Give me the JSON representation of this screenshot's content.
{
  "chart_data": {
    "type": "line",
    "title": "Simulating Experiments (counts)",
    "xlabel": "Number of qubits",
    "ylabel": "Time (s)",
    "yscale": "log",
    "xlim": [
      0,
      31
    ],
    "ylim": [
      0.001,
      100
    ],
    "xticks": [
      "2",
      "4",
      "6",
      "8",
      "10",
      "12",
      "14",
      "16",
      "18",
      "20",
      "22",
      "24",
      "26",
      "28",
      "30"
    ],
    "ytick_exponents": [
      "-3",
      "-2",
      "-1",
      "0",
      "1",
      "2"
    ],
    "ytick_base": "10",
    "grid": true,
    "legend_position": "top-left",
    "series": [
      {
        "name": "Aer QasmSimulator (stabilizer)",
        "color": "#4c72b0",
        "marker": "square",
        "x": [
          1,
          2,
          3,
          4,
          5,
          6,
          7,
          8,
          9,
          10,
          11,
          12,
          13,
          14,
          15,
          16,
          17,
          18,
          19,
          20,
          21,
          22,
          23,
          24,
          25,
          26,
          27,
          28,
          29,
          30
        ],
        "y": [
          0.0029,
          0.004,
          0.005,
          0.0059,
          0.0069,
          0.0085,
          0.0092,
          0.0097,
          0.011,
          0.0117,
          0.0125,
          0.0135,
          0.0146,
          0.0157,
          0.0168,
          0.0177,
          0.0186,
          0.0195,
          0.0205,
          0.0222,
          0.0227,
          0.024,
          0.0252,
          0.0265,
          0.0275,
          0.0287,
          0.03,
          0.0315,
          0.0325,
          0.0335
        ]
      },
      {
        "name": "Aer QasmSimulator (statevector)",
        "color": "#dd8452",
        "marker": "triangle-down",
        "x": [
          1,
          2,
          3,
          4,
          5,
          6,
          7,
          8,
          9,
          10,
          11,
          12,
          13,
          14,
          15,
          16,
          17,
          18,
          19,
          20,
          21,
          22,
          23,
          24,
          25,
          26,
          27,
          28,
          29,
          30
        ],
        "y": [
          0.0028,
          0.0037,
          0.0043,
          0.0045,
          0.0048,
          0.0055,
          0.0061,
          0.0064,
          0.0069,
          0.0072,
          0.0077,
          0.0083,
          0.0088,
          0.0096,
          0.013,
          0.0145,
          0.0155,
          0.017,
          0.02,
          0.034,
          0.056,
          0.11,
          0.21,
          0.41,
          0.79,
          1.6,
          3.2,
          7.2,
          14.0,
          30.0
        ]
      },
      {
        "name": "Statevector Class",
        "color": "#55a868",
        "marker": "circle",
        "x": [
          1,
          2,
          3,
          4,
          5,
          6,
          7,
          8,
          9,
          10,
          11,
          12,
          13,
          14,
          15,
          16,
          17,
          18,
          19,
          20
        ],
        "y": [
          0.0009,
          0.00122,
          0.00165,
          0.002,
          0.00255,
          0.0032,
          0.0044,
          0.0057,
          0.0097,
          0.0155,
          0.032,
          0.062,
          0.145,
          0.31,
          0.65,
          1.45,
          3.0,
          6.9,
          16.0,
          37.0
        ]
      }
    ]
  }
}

:::::

The problem | Identify each line in the records above containing the word "marker"; copy those lines.

Solution |
        "marker": "square",
        "marker": "triangle-down",
        "marker": "circle",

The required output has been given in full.